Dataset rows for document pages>
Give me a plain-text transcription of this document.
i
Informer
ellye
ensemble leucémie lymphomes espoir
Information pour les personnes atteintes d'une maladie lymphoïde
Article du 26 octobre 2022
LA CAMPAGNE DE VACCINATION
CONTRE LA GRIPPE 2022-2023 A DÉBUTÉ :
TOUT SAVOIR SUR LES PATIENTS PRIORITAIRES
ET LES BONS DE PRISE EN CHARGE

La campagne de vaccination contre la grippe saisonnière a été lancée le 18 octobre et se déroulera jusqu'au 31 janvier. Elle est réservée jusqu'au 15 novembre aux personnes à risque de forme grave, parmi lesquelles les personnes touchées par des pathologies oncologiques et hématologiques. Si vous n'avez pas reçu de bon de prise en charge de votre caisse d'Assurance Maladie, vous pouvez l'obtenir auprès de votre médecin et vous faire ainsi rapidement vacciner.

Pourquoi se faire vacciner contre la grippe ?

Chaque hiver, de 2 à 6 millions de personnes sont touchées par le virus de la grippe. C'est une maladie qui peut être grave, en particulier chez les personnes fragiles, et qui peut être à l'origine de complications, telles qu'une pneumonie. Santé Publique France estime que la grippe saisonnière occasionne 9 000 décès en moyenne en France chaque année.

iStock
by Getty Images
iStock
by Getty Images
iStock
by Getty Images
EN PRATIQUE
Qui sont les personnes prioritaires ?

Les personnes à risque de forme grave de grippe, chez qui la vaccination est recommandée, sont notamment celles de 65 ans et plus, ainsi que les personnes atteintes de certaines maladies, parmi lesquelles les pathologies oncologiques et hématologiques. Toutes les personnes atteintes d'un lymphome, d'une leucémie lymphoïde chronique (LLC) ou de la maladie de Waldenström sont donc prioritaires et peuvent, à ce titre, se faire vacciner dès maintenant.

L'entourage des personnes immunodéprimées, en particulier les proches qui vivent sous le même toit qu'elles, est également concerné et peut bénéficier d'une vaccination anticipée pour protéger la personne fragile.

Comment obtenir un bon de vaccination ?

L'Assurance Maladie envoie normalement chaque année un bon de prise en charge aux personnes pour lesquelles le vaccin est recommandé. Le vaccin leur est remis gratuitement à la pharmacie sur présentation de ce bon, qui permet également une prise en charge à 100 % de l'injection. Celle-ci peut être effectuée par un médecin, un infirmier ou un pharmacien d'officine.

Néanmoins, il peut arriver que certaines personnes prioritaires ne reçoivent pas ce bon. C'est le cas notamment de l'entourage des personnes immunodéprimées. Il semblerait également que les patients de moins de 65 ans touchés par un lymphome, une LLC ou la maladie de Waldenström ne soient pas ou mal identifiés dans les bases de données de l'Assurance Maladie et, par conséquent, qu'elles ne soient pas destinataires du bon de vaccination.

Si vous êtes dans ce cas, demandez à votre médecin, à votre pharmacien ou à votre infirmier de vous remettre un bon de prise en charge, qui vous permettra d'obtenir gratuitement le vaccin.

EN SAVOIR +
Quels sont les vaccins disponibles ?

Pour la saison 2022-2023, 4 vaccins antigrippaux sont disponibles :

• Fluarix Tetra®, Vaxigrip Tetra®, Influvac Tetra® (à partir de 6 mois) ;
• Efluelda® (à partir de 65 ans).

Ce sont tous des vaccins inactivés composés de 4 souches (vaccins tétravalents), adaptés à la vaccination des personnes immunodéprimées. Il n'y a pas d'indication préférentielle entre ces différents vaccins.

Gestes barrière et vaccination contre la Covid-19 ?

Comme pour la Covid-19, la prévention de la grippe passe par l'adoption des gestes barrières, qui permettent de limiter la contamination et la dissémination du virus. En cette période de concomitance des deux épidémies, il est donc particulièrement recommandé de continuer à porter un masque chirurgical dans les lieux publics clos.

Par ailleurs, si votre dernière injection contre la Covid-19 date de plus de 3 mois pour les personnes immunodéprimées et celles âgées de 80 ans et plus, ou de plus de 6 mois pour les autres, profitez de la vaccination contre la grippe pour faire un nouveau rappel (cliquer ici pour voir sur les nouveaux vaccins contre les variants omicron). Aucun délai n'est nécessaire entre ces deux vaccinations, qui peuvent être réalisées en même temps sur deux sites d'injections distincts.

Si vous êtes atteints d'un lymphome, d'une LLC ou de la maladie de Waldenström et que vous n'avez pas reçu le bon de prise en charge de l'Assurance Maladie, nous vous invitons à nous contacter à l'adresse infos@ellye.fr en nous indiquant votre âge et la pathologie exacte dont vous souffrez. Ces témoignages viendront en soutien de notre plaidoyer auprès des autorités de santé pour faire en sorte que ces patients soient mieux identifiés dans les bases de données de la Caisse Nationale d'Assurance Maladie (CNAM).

WHAT THE EXERCISE ASKS>
The answer should be a single number: how many lines in the records contain "partir".

ANSWER SECTION>
2